Records from a data source:
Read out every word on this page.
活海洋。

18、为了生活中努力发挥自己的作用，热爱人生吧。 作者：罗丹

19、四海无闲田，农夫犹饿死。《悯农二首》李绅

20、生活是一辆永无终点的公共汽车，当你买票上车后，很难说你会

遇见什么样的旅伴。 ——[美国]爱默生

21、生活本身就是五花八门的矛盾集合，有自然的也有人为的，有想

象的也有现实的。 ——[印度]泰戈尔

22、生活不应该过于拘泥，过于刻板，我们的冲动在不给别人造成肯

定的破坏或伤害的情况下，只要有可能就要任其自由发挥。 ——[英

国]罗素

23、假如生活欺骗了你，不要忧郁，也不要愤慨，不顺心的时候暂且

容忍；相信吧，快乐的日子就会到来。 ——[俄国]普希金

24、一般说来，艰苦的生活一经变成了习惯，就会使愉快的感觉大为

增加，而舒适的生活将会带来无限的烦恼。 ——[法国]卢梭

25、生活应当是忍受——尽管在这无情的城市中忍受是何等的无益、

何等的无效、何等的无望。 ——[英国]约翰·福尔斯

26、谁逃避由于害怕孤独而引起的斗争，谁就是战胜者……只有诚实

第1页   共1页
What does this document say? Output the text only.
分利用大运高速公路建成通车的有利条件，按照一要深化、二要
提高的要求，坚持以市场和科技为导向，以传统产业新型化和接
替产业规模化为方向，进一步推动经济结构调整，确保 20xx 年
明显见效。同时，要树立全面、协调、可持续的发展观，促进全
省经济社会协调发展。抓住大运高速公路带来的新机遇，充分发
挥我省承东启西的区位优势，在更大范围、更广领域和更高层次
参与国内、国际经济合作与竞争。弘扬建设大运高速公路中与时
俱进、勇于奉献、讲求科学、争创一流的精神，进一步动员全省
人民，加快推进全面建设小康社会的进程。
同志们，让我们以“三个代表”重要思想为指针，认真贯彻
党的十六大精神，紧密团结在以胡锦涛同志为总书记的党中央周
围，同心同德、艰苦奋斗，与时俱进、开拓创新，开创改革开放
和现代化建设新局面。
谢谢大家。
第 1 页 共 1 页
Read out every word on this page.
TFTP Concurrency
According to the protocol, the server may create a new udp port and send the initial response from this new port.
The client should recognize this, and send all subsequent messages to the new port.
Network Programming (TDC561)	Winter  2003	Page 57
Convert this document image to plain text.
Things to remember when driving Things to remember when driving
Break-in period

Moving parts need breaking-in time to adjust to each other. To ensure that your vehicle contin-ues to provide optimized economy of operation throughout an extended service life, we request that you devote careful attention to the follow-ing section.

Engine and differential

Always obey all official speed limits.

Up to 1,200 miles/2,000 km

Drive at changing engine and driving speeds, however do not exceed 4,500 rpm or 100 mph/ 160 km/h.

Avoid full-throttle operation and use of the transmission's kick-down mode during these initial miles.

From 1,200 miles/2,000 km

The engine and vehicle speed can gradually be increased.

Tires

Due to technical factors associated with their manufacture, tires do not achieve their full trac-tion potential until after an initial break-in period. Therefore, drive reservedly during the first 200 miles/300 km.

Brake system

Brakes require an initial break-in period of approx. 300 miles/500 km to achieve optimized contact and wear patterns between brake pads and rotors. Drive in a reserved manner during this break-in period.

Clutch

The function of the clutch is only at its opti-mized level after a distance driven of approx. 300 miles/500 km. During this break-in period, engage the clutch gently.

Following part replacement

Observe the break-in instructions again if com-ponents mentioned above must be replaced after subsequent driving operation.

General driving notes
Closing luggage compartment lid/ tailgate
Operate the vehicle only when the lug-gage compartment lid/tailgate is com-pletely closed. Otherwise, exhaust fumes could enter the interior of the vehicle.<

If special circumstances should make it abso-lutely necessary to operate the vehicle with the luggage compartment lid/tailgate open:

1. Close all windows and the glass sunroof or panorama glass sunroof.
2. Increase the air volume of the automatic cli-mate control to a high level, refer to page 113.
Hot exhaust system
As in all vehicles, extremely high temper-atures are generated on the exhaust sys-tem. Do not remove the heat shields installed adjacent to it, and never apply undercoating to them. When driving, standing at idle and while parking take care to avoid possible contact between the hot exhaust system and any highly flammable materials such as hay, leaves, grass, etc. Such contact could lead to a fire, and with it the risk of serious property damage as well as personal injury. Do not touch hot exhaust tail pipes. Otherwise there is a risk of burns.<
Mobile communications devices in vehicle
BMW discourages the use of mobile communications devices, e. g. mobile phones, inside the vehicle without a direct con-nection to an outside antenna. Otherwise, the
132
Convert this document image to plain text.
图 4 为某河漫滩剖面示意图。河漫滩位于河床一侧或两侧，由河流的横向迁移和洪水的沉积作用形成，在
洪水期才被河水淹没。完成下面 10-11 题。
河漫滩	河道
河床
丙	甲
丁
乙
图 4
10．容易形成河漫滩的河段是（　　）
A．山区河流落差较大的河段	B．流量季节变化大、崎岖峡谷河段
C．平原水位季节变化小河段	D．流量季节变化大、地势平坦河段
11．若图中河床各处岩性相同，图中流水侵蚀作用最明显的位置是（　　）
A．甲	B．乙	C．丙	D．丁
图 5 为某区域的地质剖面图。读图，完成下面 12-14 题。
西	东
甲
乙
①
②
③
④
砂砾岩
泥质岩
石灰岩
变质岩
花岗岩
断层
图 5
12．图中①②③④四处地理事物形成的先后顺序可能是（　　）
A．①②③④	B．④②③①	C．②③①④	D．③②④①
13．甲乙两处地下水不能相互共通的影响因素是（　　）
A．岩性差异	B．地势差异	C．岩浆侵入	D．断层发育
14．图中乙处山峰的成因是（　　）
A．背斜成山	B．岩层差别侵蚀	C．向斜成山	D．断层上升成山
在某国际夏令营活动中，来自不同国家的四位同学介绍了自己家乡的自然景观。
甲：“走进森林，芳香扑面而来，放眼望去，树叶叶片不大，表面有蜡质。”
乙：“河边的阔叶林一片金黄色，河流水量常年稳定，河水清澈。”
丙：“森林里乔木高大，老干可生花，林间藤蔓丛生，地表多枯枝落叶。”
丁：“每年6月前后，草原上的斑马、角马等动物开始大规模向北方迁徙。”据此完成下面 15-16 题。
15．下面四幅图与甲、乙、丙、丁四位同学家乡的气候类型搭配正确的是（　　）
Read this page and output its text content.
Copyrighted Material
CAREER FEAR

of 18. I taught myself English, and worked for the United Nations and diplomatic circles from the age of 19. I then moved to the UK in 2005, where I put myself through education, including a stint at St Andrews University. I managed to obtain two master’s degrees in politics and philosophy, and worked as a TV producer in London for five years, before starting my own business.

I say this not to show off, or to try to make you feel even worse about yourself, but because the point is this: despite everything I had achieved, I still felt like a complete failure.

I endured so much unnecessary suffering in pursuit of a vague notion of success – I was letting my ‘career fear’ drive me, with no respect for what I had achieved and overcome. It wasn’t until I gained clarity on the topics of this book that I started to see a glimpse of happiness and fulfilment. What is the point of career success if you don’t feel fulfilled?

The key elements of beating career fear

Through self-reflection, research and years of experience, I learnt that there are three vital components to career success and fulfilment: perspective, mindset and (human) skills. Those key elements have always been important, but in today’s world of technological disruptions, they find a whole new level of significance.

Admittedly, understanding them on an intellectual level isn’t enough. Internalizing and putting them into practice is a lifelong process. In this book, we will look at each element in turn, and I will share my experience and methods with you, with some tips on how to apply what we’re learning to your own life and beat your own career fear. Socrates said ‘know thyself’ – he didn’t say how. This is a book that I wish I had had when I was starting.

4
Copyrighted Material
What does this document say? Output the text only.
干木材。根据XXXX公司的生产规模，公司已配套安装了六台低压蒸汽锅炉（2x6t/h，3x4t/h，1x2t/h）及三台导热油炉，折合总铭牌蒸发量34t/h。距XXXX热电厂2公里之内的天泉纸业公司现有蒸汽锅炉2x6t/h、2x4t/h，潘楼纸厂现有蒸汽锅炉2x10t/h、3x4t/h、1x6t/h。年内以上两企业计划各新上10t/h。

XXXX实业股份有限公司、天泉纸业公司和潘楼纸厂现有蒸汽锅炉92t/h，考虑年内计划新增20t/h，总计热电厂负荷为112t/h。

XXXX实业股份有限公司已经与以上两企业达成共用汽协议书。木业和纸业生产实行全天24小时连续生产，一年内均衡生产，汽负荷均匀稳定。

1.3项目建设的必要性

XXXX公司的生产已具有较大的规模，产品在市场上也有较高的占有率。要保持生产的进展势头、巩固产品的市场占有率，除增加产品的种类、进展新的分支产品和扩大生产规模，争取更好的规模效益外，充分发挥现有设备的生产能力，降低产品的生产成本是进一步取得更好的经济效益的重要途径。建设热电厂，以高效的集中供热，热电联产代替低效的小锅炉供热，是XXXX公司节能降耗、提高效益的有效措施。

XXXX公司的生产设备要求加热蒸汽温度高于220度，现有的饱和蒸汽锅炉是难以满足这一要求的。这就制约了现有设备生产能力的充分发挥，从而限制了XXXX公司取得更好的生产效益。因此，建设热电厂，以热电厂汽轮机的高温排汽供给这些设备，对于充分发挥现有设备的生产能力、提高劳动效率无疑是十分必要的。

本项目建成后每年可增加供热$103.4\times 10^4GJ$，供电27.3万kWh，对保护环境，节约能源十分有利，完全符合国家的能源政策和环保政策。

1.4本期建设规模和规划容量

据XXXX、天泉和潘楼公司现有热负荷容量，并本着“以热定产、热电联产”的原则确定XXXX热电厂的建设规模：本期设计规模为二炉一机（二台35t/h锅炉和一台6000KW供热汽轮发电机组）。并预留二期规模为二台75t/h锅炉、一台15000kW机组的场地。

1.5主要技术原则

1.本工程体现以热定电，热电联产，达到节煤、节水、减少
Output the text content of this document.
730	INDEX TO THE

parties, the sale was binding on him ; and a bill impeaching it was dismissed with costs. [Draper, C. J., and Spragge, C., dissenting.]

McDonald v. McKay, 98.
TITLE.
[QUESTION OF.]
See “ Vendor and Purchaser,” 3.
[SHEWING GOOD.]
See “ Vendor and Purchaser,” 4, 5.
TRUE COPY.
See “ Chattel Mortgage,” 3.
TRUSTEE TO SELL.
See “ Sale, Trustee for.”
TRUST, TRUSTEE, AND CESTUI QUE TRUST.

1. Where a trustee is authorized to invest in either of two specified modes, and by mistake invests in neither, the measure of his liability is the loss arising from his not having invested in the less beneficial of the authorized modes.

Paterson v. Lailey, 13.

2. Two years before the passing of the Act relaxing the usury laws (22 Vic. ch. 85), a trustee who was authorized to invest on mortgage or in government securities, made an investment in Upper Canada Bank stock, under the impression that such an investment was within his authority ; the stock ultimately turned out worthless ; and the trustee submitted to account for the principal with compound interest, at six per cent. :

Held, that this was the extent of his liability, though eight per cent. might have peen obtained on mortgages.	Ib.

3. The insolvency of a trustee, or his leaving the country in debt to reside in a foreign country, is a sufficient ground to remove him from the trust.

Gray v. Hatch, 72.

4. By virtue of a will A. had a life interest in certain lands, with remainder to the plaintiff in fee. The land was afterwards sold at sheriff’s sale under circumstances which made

Exercise objective: Consider the entries above and return each line with the string "interest".

Response to this exercise:
2. Two years before the passing of the Act relaxing the usury laws (22 Vic. ch. 85), a trustee who was authorized to invest on mortgage or in government securities, made an investment in Upper Canada Bank stock, under the impression that such an investment was within his authority ; the stock ultimately turned out worthless ; and the trustee submitted to account for the principal with compound interest, at six per cent. :
4. By virtue of a will A. had a life interest in certain lands, with remainder to the plaintiff in fee. The land was afterwards sold at sheriff’s sale under circumstances which made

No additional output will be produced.